* [EXERCISE TASK]
Which lines hold the string "Menu"? Copy every one of them.

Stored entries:
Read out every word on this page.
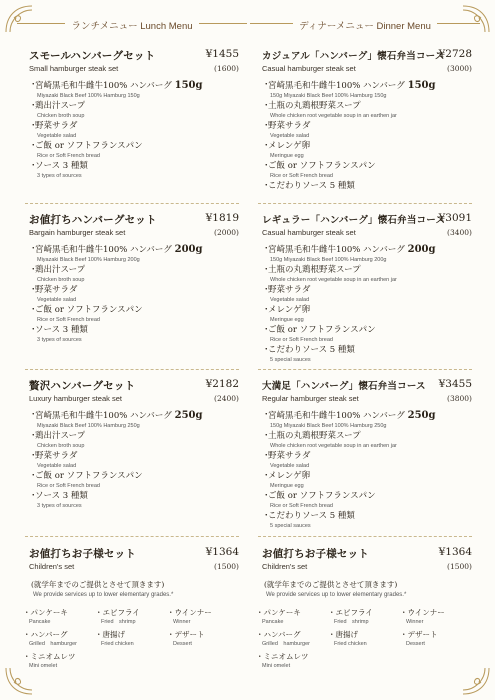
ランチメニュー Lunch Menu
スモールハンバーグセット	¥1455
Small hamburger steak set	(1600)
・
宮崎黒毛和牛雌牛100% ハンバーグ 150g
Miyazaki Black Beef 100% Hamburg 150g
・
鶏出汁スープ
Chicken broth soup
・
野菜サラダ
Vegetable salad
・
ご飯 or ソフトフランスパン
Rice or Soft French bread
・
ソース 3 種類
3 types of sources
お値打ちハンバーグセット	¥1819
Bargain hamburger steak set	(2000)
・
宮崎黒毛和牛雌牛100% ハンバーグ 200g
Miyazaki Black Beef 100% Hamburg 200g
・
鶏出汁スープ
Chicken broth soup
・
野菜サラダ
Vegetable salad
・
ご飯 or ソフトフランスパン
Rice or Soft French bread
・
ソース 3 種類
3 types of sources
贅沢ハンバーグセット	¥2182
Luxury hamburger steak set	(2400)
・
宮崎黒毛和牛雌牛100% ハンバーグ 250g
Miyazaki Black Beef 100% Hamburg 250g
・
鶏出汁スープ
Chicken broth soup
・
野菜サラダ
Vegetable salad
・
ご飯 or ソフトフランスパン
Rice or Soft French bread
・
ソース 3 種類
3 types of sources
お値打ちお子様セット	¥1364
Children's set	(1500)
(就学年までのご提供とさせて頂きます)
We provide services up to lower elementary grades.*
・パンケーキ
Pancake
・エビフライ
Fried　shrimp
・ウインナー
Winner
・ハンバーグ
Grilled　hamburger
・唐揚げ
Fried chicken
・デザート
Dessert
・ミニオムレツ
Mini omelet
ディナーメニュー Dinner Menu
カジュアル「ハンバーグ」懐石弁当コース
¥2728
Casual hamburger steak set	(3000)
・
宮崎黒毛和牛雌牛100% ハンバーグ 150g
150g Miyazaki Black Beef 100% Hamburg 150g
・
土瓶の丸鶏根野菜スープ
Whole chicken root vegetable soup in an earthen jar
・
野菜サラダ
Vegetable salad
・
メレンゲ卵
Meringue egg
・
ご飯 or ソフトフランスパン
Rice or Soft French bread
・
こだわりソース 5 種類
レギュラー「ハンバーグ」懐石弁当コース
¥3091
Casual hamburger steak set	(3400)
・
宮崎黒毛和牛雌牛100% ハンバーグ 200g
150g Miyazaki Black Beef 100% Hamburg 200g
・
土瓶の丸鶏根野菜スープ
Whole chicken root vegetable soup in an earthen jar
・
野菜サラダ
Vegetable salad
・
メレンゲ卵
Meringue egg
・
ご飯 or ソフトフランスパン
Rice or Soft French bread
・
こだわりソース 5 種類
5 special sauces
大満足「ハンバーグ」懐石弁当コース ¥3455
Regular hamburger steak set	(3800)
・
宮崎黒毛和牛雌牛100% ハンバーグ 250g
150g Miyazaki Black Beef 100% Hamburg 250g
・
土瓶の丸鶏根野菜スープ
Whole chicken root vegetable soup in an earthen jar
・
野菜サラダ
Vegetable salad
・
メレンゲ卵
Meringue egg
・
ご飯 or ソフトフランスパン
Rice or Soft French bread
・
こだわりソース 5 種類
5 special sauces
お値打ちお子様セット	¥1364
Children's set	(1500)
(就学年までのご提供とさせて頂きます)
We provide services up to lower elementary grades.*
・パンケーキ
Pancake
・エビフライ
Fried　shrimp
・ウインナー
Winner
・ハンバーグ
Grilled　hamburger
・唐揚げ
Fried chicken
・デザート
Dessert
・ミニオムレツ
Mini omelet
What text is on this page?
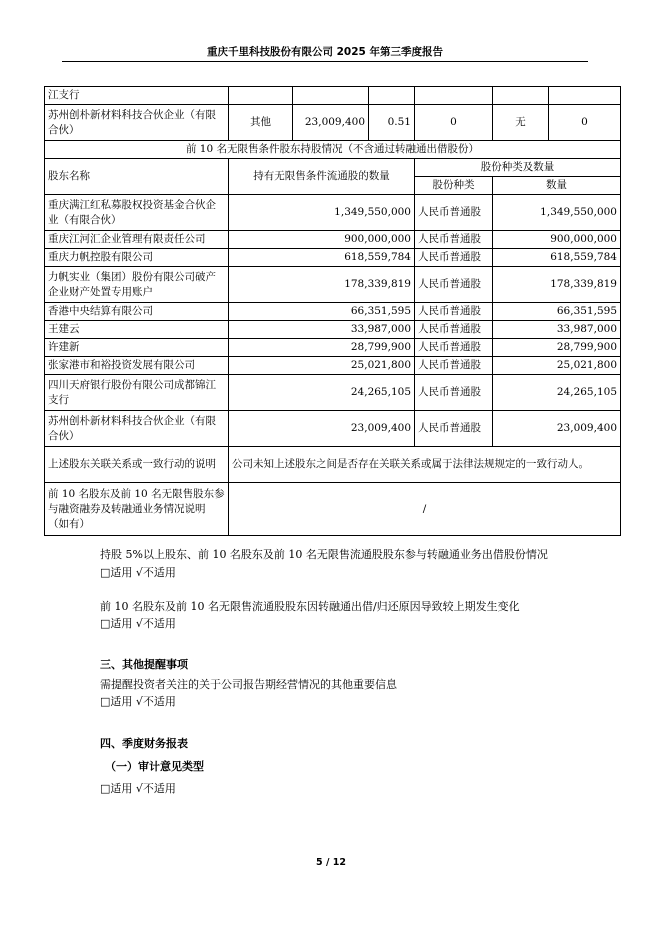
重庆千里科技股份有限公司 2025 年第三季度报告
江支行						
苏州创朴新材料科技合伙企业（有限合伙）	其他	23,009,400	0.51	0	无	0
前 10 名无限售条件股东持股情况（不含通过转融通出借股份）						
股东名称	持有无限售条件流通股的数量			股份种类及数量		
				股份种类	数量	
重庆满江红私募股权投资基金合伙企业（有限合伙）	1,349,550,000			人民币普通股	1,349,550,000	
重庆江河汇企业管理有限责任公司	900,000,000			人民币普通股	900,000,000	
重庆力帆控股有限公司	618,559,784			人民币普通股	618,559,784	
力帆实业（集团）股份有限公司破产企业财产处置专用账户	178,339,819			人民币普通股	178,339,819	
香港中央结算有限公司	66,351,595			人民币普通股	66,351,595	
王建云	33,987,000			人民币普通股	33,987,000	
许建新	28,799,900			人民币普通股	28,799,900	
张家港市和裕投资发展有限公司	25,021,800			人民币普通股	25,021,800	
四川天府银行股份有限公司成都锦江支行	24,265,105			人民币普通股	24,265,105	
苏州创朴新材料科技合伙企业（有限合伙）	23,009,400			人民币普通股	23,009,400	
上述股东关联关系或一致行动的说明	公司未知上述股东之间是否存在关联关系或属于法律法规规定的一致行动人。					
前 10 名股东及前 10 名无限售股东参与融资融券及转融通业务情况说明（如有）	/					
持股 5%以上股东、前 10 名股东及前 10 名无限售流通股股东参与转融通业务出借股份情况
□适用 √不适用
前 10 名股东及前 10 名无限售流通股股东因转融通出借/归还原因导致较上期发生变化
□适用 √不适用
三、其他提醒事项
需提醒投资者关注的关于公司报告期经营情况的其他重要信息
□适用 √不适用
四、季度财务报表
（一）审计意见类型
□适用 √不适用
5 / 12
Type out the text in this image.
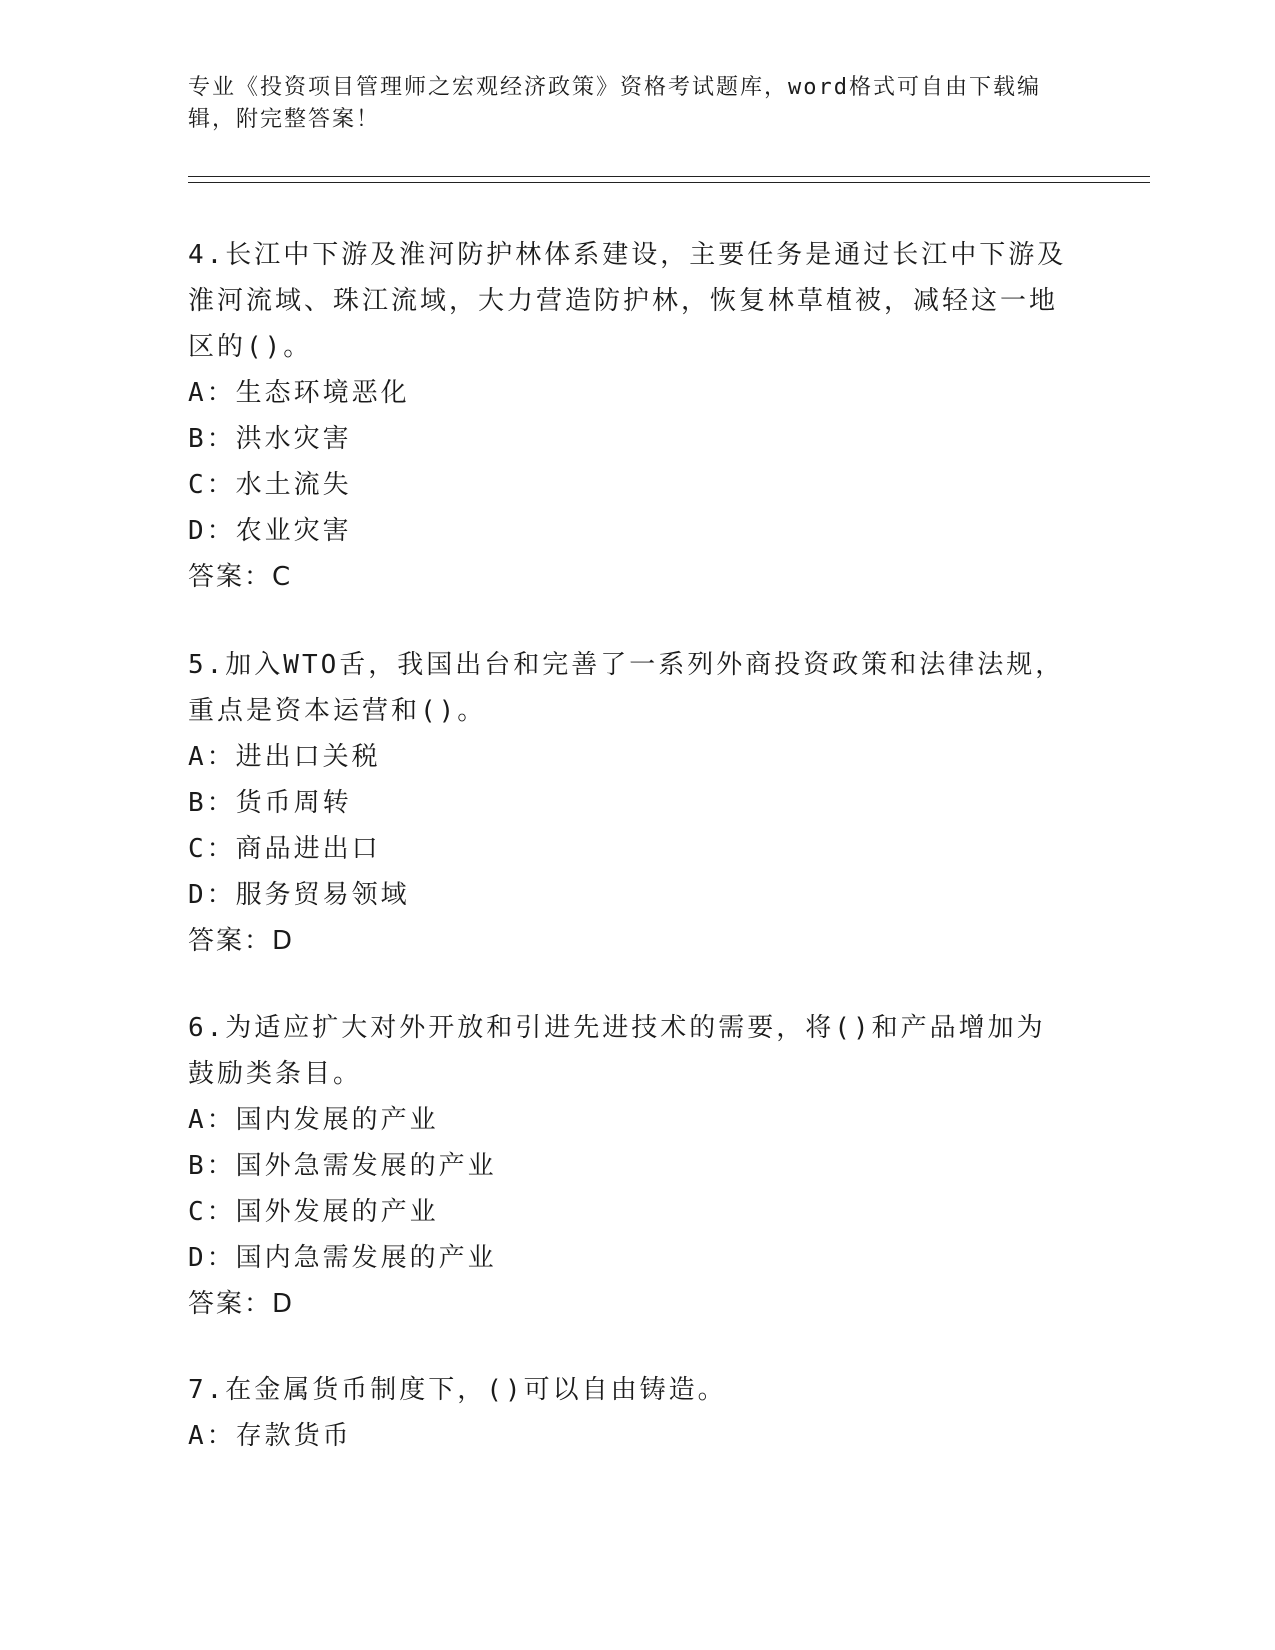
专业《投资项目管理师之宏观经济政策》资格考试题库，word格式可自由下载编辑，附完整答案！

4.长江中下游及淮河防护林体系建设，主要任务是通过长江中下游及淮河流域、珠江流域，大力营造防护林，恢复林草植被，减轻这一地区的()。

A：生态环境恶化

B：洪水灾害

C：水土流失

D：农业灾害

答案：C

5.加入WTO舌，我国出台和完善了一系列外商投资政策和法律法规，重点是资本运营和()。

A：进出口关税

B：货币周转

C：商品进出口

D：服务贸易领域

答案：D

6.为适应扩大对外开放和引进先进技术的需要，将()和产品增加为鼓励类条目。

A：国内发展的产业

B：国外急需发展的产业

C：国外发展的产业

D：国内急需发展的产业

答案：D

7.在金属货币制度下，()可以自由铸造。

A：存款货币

* [REPLY TO THE EXERCISE]
ランチメニュー Lunch Menu
ディナーメニュー Dinner Menu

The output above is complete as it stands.